### Task directions:
The records are to be restated in their entirety, word for word.

Figure data in JSON
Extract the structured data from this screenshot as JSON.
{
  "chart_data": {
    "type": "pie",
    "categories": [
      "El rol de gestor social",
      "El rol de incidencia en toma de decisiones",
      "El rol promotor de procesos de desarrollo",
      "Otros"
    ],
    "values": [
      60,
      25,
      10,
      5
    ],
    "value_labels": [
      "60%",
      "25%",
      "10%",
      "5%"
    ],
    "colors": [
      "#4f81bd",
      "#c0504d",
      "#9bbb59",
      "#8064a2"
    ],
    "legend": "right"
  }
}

### Full answer:
Extract the structured data from this screenshot as JSON.
{
  "chart_data": {
    "type": "pie",
    "categories": [
      "El rol de gestor social",
      "El rol de incidencia en toma de decisiones",
      "El rol promotor de procesos de desarrollo",
      "Otros"
    ],
    "values": [
      60,
      25,
      10,
      5
    ],
    "value_labels": [
      "60%",
      "25%",
      "10%",
      "5%"
    ],
    "colors": [
      "#4f81bd",
      "#c0504d",
      "#9bbb59",
      "#8064a2"
    ],
    "legend": "right"
  }
}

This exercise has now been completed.